▸ Exercise task:
In your copy, repeat the records exactly and leave out the pictures.

Dataset entries
------------------------------------
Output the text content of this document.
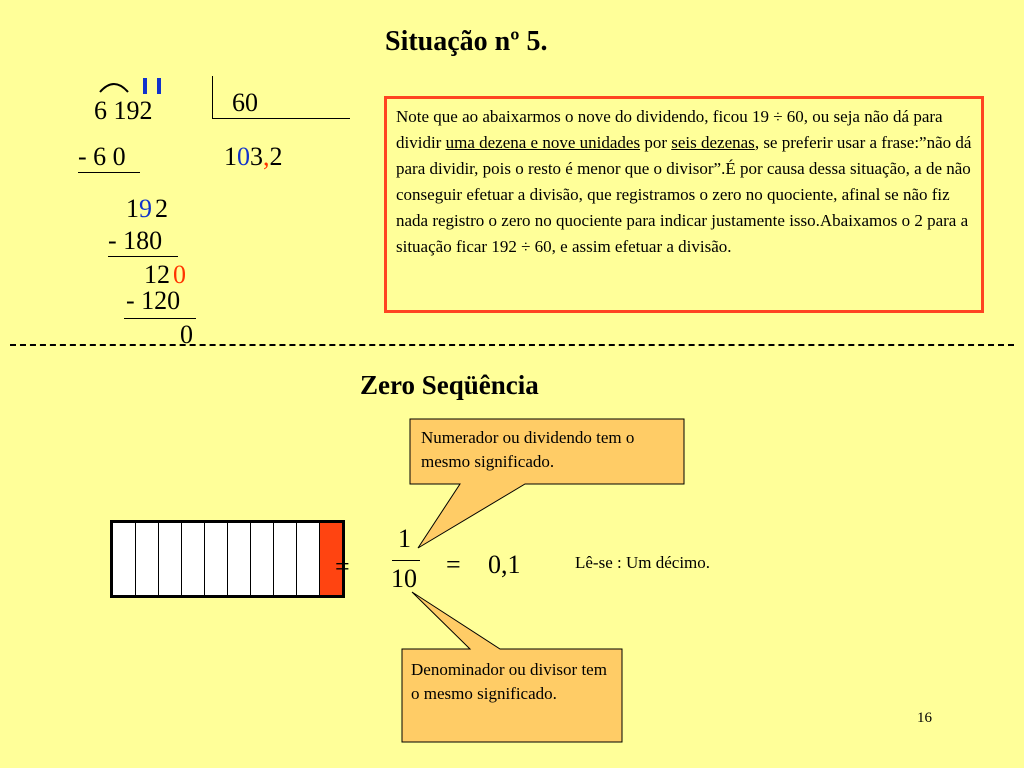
Situação nº 5.
6 192	60
- 6 0	103,2
19 2
- 180
12 0
- 120
0
Note que ao abaixarmos o nove do dividendo, ficou 19 ÷ 60, ou seja não dá para dividir uma dezena e nove unidades por seis dezenas, se preferir usar a frase:”não dá para dividir, pois o resto é menor que o divisor”.É por causa dessa situação, a de não conseguir efetuar a divisão, que registramos o zero no quociente, afinal se não fiz nada registro o zero no quociente para indicar justamente isso.Abaixamos o 2 para a situação ficar 192 ÷ 60, e assim efetuar a divisão.
Zero Seqüência
Numerador ou dividendo tem o mesmo significado.
Denominador ou divisor tem o mesmo significado.
=
1
10 = 0,1	Lê-se : Um décimo.
16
------------------------------------
▸ Written solution:
Output the text content of this document.
Situação nº 5.
6 192	60
- 6 0	103,2
19 2
- 180
12 0
- 120
0
Note que ao abaixarmos o nove do dividendo, ficou 19 ÷ 60, ou seja não dá para dividir uma dezena e nove unidades por seis dezenas, se preferir usar a frase:”não dá para dividir, pois o resto é menor que o divisor”.É por causa dessa situação, a de não conseguir efetuar a divisão, que registramos o zero no quociente, afinal se não fiz nada registro o zero no quociente para indicar justamente isso.Abaixamos o 2 para a situação ficar 192 ÷ 60, e assim efetuar a divisão.
Zero Seqüência
Numerador ou dividendo tem o mesmo significado.
Denominador ou divisor tem o mesmo significado.
=
1
10 = 0,1	Lê-se : Um décimo.
16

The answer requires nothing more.